:: AVAILABLE RECORDS ::
□ □ □ □ □

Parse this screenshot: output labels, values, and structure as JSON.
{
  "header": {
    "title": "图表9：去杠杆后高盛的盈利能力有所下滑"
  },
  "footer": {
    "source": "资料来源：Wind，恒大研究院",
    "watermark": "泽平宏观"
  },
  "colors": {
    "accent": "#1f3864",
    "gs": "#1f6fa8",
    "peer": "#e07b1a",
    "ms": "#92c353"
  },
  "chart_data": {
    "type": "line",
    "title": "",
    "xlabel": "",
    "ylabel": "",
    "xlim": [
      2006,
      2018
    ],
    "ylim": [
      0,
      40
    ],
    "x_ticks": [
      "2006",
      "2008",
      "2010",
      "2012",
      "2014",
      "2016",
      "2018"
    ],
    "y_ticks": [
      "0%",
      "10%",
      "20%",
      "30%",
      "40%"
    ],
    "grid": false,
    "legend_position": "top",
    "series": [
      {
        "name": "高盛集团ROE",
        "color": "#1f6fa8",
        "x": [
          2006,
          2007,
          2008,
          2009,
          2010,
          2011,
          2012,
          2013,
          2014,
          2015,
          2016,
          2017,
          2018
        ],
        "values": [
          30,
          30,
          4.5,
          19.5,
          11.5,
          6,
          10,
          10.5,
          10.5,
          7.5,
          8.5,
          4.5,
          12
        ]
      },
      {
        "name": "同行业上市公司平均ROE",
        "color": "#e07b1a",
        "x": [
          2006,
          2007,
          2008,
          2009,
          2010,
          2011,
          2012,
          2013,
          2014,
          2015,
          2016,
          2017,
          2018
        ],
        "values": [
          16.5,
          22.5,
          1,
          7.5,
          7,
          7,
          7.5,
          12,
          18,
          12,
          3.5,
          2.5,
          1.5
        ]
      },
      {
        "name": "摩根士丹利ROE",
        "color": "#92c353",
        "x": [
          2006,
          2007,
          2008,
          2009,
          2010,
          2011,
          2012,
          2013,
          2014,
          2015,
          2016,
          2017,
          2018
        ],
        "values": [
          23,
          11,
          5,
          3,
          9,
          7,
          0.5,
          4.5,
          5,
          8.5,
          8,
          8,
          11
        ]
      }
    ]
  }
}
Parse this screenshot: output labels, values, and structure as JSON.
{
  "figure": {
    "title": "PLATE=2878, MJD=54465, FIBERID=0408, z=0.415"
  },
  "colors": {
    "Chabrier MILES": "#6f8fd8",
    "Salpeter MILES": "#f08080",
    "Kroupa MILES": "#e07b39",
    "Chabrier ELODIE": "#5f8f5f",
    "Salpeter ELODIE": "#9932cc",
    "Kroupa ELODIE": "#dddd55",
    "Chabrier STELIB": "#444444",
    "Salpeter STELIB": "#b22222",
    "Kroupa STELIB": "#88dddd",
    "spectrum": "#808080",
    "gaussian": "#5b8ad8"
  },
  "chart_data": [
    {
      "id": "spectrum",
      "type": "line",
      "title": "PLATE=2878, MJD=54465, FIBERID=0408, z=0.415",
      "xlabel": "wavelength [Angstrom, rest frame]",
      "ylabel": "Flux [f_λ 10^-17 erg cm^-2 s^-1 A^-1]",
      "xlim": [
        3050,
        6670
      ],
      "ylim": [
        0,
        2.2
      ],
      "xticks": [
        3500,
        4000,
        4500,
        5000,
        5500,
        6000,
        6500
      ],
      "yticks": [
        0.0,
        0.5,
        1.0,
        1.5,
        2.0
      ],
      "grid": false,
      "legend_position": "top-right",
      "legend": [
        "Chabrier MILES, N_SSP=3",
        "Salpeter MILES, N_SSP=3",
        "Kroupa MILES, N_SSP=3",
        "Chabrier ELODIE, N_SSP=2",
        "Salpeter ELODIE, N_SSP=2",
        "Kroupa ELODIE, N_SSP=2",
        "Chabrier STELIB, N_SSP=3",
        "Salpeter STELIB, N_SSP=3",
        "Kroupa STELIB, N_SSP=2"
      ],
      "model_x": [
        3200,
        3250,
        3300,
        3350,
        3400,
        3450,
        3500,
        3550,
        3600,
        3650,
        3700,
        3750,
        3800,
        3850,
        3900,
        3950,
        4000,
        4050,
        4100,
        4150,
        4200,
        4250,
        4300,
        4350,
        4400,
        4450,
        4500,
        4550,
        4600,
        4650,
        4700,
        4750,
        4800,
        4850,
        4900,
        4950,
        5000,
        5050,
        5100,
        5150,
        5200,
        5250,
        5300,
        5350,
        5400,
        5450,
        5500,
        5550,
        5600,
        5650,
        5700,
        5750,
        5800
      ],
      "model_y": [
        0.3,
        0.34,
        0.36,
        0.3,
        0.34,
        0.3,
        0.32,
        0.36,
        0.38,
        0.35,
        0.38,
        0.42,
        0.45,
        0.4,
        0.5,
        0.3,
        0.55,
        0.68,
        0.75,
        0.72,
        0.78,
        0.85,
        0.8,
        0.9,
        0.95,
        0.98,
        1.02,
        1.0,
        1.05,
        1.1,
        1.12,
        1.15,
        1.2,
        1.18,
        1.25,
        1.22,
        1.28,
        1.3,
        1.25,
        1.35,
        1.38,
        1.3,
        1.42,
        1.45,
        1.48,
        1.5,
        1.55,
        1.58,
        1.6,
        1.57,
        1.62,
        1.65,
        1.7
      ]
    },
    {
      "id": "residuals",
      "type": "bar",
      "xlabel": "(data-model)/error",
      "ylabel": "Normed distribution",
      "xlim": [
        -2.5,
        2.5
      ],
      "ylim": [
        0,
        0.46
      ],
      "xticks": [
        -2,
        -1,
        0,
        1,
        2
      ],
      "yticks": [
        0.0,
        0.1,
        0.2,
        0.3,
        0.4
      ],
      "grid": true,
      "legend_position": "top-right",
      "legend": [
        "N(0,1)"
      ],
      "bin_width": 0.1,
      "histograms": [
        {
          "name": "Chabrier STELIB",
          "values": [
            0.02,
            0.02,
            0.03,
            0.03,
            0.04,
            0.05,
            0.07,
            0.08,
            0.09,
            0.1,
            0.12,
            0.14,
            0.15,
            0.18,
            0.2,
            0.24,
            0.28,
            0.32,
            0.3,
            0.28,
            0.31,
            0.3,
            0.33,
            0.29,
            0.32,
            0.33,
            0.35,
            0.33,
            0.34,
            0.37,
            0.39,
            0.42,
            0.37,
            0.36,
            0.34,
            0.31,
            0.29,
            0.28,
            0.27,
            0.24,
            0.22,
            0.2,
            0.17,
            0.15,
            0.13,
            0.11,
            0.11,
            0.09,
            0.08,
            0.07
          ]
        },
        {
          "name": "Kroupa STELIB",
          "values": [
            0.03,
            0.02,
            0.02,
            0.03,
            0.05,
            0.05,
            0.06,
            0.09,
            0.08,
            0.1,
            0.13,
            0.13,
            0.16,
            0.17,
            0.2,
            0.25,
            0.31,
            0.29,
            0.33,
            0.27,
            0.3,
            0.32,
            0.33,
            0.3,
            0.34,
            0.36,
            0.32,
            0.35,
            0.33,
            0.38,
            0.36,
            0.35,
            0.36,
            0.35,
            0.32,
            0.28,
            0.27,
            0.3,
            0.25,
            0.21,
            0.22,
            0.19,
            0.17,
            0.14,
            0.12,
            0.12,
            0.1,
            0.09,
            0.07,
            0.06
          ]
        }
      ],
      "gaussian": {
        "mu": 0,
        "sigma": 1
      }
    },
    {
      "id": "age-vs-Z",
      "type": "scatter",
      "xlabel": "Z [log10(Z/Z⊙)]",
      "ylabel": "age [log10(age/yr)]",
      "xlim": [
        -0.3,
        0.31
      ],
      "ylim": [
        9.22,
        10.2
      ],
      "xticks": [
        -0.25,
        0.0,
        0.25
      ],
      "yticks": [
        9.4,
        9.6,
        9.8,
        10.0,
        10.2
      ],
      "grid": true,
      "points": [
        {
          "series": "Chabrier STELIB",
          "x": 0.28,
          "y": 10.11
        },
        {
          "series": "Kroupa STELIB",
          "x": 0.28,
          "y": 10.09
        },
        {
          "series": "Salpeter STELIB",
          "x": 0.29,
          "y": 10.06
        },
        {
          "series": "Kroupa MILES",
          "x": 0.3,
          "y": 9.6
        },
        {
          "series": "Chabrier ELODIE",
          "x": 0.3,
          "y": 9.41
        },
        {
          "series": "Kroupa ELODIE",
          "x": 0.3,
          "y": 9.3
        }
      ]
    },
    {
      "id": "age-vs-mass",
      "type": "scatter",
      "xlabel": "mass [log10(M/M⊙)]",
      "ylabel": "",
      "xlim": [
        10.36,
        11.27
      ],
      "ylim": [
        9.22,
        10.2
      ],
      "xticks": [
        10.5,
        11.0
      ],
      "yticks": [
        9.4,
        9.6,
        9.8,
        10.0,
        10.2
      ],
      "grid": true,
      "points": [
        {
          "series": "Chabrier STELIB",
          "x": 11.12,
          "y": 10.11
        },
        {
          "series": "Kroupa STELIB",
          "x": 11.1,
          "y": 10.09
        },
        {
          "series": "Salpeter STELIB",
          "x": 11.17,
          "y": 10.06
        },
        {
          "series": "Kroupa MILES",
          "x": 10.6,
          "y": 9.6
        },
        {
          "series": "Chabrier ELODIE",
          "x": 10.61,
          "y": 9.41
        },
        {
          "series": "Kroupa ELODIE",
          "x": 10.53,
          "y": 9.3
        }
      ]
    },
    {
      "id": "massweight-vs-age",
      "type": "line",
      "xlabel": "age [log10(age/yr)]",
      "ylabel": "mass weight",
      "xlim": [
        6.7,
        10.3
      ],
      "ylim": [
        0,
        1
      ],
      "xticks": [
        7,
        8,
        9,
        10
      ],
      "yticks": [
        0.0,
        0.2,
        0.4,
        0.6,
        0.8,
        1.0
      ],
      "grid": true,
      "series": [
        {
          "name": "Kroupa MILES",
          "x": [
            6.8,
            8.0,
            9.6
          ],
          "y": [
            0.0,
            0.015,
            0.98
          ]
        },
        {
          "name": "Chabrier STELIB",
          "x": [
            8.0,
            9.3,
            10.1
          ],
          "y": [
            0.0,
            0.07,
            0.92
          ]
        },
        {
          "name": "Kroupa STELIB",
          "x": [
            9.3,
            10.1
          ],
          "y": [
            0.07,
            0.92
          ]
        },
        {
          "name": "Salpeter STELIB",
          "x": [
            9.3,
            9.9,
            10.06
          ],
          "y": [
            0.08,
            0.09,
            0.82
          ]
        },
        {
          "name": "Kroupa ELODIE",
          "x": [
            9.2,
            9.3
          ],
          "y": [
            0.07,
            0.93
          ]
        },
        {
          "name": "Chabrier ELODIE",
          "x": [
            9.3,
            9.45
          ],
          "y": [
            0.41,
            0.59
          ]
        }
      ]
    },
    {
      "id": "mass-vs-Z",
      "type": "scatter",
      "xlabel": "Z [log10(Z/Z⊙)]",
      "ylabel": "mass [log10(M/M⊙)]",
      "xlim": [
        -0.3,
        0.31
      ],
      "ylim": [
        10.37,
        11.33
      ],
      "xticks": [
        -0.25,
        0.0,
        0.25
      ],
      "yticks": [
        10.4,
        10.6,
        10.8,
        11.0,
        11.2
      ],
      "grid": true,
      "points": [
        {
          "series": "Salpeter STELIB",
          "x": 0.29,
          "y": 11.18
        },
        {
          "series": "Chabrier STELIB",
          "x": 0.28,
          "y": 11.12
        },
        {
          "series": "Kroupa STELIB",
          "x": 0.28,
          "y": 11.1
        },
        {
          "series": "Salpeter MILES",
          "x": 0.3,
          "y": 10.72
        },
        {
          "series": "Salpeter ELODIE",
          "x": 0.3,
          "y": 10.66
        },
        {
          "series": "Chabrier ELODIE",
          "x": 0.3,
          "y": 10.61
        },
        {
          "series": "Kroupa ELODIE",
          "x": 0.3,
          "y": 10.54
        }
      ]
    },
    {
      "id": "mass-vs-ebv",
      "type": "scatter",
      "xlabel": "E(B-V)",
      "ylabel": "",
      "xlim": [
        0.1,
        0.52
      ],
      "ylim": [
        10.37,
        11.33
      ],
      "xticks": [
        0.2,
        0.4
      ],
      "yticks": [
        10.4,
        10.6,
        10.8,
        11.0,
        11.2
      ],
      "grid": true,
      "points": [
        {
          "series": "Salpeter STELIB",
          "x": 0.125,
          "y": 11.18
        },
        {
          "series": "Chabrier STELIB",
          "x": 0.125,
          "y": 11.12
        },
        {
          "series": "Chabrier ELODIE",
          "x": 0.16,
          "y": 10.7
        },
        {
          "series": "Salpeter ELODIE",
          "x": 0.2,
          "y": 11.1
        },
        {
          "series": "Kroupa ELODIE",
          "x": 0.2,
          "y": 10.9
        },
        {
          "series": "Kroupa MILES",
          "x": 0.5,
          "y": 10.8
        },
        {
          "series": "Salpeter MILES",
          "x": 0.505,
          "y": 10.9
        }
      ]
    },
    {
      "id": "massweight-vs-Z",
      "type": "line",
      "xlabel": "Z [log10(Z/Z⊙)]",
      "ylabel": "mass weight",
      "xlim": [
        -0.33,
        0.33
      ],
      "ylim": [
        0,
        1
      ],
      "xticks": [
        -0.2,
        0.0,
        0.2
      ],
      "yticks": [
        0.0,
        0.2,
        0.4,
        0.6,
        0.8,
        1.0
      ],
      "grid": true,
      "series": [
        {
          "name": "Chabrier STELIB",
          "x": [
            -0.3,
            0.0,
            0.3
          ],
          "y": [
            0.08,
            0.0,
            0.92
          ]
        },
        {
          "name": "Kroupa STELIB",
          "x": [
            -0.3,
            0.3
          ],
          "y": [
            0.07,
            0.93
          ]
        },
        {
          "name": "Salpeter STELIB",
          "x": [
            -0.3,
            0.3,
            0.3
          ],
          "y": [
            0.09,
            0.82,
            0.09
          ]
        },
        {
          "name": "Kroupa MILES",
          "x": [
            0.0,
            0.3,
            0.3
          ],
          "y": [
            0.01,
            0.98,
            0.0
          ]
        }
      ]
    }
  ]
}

□ □ □ □ □

:: TASK TO COMPLETE ::
Looking at the records above, report how many lines contain the word "title". Answer with the number only.

:: EXPECTED ANSWER ::
4